- [Instruction]: Reproduce the full listing that appears beneath this instruction exactly.

★ ★ ★

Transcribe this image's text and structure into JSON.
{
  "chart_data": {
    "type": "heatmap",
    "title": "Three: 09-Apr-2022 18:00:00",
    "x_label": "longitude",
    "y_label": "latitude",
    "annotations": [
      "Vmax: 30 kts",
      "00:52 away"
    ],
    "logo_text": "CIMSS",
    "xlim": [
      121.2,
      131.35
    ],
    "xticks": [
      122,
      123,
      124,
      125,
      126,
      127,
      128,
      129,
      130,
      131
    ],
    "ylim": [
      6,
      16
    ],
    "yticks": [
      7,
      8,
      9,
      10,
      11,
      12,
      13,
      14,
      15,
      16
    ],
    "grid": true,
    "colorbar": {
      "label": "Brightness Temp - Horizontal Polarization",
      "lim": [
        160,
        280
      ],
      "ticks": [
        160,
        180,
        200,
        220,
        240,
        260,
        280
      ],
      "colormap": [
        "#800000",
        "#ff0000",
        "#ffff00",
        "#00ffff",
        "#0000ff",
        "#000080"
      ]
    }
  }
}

★ ★ ★

- [Task result]:
Transcribe this image's text and structure into JSON.
{
  "chart_data": {
    "type": "heatmap",
    "title": "Three: 09-Apr-2022 18:00:00",
    "x_label": "longitude",
    "y_label": "latitude",
    "annotations": [
      "Vmax: 30 kts",
      "00:52 away"
    ],
    "logo_text": "CIMSS",
    "xlim": [
      121.2,
      131.35
    ],
    "xticks": [
      122,
      123,
      124,
      125,
      126,
      127,
      128,
      129,
      130,
      131
    ],
    "ylim": [
      6,
      16
    ],
    "yticks": [
      7,
      8,
      9,
      10,
      11,
      12,
      13,
      14,
      15,
      16
    ],
    "grid": true,
    "colorbar": {
      "label": "Brightness Temp - Horizontal Polarization",
      "lim": [
        160,
        280
      ],
      "ticks": [
        160,
        180,
        200,
        220,
        240,
        260,
        280
      ],
      "colormap": [
        "#800000",
        "#ff0000",
        "#ffff00",
        "#00ffff",
        "#0000ff",
        "#000080"
      ]
    }
  }
}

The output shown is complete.